Aim
Word for word, restate every line of the listing that follows.

Stored items from a collection
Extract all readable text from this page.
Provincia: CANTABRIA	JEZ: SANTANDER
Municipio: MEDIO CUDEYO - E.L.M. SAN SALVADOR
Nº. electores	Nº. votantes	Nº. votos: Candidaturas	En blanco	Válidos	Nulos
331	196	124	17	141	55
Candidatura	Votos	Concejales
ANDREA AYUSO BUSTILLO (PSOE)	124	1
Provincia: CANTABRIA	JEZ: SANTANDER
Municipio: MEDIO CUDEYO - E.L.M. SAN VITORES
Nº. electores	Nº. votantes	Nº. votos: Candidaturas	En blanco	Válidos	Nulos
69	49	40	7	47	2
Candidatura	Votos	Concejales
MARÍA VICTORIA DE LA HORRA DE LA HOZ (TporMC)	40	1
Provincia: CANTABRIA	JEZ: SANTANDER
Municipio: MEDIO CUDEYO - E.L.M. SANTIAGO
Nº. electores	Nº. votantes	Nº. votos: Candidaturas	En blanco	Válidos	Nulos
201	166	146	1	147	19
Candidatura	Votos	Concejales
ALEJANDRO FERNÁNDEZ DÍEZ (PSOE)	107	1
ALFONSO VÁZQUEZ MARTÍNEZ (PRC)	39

The completed task
Extract all readable text from this page.
Provincia: CANTABRIA	JEZ: SANTANDER
Municipio: MEDIO CUDEYO - E.L.M. SAN SALVADOR
Nº. electores	Nº. votantes	Nº. votos: Candidaturas	En blanco	Válidos	Nulos
331	196	124	17	141	55
Candidatura	Votos	Concejales
ANDREA AYUSO BUSTILLO (PSOE)	124	1
Provincia: CANTABRIA	JEZ: SANTANDER
Municipio: MEDIO CUDEYO - E.L.M. SAN VITORES
Nº. electores	Nº. votantes	Nº. votos: Candidaturas	En blanco	Válidos	Nulos
69	49	40	7	47	2
Candidatura	Votos	Concejales
MARÍA VICTORIA DE LA HORRA DE LA HOZ (TporMC)	40	1
Provincia: CANTABRIA	JEZ: SANTANDER
Municipio: MEDIO CUDEYO - E.L.M. SANTIAGO
Nº. electores	Nº. votantes	Nº. votos: Candidaturas	En blanco	Válidos	Nulos
201	166	146	1	147	19
Candidatura	Votos	Concejales
ALEJANDRO FERNÁNDEZ DÍEZ (PSOE)	107	1
ALFONSO VÁZQUEZ MARTÍNEZ (PRC)	39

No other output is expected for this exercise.